** Instruction **
Everything in the data should be repeated exactly, save for the images.

-- START OF Rows --

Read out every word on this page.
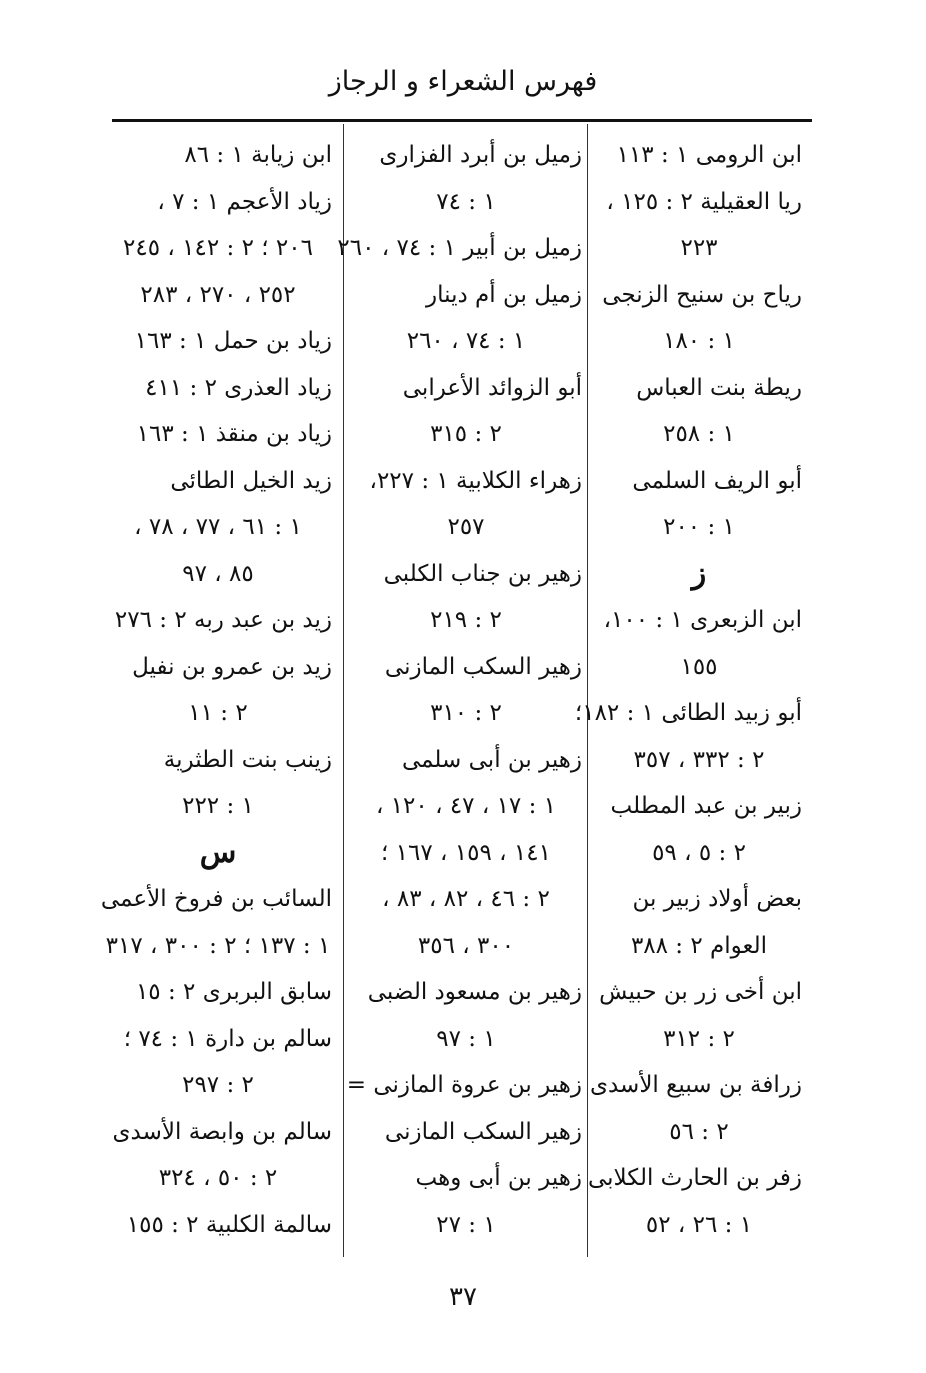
فهرس الشعراء و الرجاز
ابن الرومى ١ : ١١٣
ريا العقيلية ٢ : ١٢٥ ،
٢٢٣
رياح بن سنيح الزنجى
١ : ١٨٠
ريطة بنت العباس
١ : ٢٥٨
أبو الريف السلمى
١ : ٢٠٠
ز
ابن الزبعرى ١ : ١٠٠،
١٥٥
أبو زبيد الطائى ١ : ١٨٢؛
٢ : ٣٣٢ ، ٣٥٧
زبير بن عبد المطلب
٢ : ٥ ، ٥٩
بعض أولاد زبير بن
العوام ٢ : ٣٨٨
ابن أخى زر بن حبيش
٢ : ٣١٢
زرافة بن سبيع الأسدى
٢ : ٥٦
زفر بن الحارث الكلابى
١ : ٢٦ ، ٥٢
زميل بن أبرد الفزارى
١ : ٧٤
زميل بن أبير ١ : ٧٤ ، ٢٦٠
زميل بن أم دينار
١ : ٧٤ ، ٢٦٠
أبو الزوائد الأعرابى
٢ : ٣١٥
زهراء الكلابية ١ : ٢٢٧،
٢٥٧
زهير بن جناب الكلبى
٢ : ٢١٩
زهير السكب المازنى
٢ : ٣١٠
زهير بن أبى سلمى
١ : ١٧ ، ٤٧ ، ١٢٠ ،
١٤١ ، ١٥٩ ، ١٦٧ ؛
٢ : ٤٦ ، ٨٢ ، ٨٣ ،
٣٠٠ ، ٣٥٦
زهير بن مسعود الضبى
١ : ٩٧
زهير بن عروة المازنى =
زهير السكب المازنى
زهير بن أبى وهب
١ : ٢٧
ابن زيابة ١ : ٨٦
زياد الأعجم ١ : ٧ ،
٢٠٦ ؛ ٢ : ١٤٢ ، ٢٤٥
٢٥٢ ، ٢٧٠ ، ٢٨٣
زياد بن حمل ١ : ١٦٣
زياد العذرى ٢ : ٤١١
زياد بن منقذ ١ : ١٦٣
زيد الخيل الطائى
١ : ٦١ ، ٧٧ ، ٧٨ ،
٨٥ ، ٩٧
زيد بن عبد ربه ٢ : ٢٧٦
زيد بن عمرو بن نفيل
٢ : ١١
زينب بنت الطثرية
١ : ٢٢٢
س
السائب بن فروخ الأعمى
١ : ١٣٧ ؛ ٢ : ٣٠٠ ، ٣١٧
سابق البربرى ٢ : ١٥
سالم بن دارة ١ : ٧٤ ؛
٢ : ٢٩٧
سالم بن وابصة الأسدى
٢ : ٥٠ ، ٣٢٤
سالمة الكلبية ٢ : ١٥٥
٣٧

-- END OF Rows --

** Final result **
Read out every word on this page.
فهرس الشعراء و الرجاز
ابن الرومى ١ : ١١٣
ريا العقيلية ٢ : ١٢٥ ،
٢٢٣
رياح بن سنيح الزنجى
١ : ١٨٠
ريطة بنت العباس
١ : ٢٥٨
أبو الريف السلمى
١ : ٢٠٠
ز
ابن الزبعرى ١ : ١٠٠،
١٥٥
أبو زبيد الطائى ١ : ١٨٢؛
٢ : ٣٣٢ ، ٣٥٧
زبير بن عبد المطلب
٢ : ٥ ، ٥٩
بعض أولاد زبير بن
العوام ٢ : ٣٨٨
ابن أخى زر بن حبيش
٢ : ٣١٢
زرافة بن سبيع الأسدى
٢ : ٥٦
زفر بن الحارث الكلابى
١ : ٢٦ ، ٥٢
زميل بن أبرد الفزارى
١ : ٧٤
زميل بن أبير ١ : ٧٤ ، ٢٦٠
زميل بن أم دينار
١ : ٧٤ ، ٢٦٠
أبو الزوائد الأعرابى
٢ : ٣١٥
زهراء الكلابية ١ : ٢٢٧،
٢٥٧
زهير بن جناب الكلبى
٢ : ٢١٩
زهير السكب المازنى
٢ : ٣١٠
زهير بن أبى سلمى
١ : ١٧ ، ٤٧ ، ١٢٠ ،
١٤١ ، ١٥٩ ، ١٦٧ ؛
٢ : ٤٦ ، ٨٢ ، ٨٣ ،
٣٠٠ ، ٣٥٦
زهير بن مسعود الضبى
١ : ٩٧
زهير بن عروة المازنى =
زهير السكب المازنى
زهير بن أبى وهب
١ : ٢٧
ابن زيابة ١ : ٨٦
زياد الأعجم ١ : ٧ ،
٢٠٦ ؛ ٢ : ١٤٢ ، ٢٤٥
٢٥٢ ، ٢٧٠ ، ٢٨٣
زياد بن حمل ١ : ١٦٣
زياد العذرى ٢ : ٤١١
زياد بن منقذ ١ : ١٦٣
زيد الخيل الطائى
١ : ٦١ ، ٧٧ ، ٧٨ ،
٨٥ ، ٩٧
زيد بن عبد ربه ٢ : ٢٧٦
زيد بن عمرو بن نفيل
٢ : ١١
زينب بنت الطثرية
١ : ٢٢٢
س
السائب بن فروخ الأعمى
١ : ١٣٧ ؛ ٢ : ٣٠٠ ، ٣١٧
سابق البربرى ٢ : ١٥
سالم بن دارة ١ : ٧٤ ؛
٢ : ٢٩٧
سالم بن وابصة الأسدى
٢ : ٥٠ ، ٣٢٤
سالمة الكلبية ٢ : ١٥٥
٣٧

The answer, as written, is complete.